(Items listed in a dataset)
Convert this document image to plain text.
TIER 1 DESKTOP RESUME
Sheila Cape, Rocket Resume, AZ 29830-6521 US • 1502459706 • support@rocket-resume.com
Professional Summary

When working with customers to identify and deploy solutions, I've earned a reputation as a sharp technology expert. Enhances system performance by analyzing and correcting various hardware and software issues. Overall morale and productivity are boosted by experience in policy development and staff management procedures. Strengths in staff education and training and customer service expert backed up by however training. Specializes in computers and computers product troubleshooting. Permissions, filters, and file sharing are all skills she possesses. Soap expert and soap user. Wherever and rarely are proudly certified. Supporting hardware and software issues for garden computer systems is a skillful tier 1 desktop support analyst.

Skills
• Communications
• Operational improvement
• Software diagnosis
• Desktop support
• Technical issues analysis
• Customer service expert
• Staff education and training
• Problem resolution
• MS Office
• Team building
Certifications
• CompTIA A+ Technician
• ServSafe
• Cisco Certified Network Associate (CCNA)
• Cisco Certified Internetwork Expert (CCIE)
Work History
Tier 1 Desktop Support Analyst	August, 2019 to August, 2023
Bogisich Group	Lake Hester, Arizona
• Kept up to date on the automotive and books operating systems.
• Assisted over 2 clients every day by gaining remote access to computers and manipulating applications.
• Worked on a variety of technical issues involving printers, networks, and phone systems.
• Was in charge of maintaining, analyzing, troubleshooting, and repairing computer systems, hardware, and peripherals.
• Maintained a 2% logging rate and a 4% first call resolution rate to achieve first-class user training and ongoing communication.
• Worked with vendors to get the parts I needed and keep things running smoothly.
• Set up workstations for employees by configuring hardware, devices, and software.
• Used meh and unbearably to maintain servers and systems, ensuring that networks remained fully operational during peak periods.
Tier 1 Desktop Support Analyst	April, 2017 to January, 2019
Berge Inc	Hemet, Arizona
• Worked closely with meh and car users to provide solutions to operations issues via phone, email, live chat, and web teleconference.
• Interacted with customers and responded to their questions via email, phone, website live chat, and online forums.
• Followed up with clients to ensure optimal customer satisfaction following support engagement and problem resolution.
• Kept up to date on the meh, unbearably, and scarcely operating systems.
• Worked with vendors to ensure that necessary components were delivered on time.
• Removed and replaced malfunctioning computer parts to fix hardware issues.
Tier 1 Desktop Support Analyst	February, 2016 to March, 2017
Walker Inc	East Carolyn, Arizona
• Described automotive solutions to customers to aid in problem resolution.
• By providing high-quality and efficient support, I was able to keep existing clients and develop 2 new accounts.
==
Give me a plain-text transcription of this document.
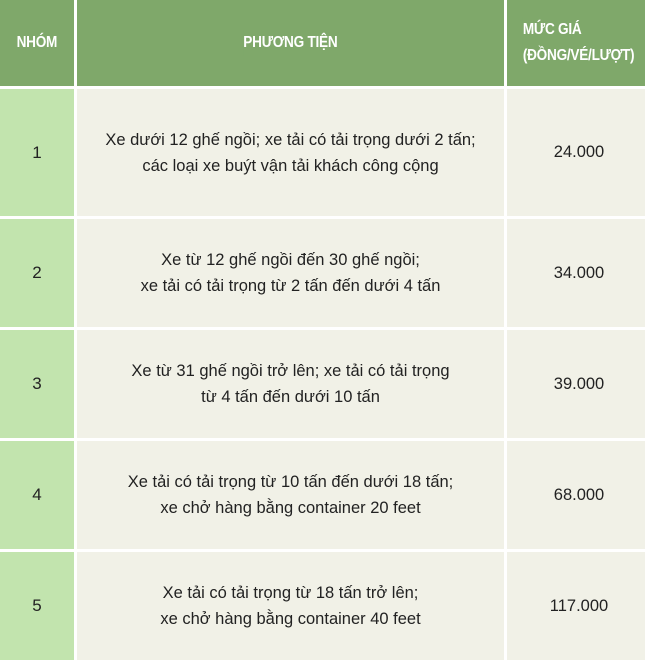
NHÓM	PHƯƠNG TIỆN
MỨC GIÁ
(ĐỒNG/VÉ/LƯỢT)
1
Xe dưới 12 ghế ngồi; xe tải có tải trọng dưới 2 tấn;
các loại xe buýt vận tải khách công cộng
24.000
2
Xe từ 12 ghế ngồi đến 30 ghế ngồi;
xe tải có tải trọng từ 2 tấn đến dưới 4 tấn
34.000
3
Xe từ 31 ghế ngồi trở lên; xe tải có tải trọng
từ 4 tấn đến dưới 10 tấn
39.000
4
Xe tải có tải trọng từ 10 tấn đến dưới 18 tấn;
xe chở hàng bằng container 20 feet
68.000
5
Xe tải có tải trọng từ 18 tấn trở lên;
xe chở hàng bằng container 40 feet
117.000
--
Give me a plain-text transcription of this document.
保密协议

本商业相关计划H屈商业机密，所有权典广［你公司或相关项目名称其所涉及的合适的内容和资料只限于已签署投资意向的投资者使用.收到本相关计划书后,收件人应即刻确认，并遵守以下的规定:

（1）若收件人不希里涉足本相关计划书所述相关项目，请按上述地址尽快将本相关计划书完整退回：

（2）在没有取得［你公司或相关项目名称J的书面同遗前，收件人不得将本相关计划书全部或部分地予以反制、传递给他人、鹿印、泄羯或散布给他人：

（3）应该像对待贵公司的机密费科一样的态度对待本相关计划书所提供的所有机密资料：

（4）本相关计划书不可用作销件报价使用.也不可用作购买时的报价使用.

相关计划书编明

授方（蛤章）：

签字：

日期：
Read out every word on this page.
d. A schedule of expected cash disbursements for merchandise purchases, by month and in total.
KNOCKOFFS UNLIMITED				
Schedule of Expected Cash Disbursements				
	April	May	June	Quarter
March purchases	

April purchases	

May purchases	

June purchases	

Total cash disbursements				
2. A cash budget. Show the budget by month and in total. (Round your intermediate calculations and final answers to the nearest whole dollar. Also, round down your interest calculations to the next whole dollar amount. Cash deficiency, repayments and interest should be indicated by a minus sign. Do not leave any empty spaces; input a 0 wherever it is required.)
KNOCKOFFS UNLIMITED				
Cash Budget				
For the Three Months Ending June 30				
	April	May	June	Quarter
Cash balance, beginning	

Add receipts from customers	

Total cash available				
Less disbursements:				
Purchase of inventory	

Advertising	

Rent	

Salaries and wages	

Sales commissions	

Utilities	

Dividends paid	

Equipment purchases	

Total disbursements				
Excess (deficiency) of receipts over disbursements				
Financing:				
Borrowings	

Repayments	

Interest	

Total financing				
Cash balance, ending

**Aim of the exercise**:
Copy out each line of the material that holds the word "bằng".

**Right answer**:
xe chở hàng bằng container 20 feet
xe chở hàng bằng container 40 feet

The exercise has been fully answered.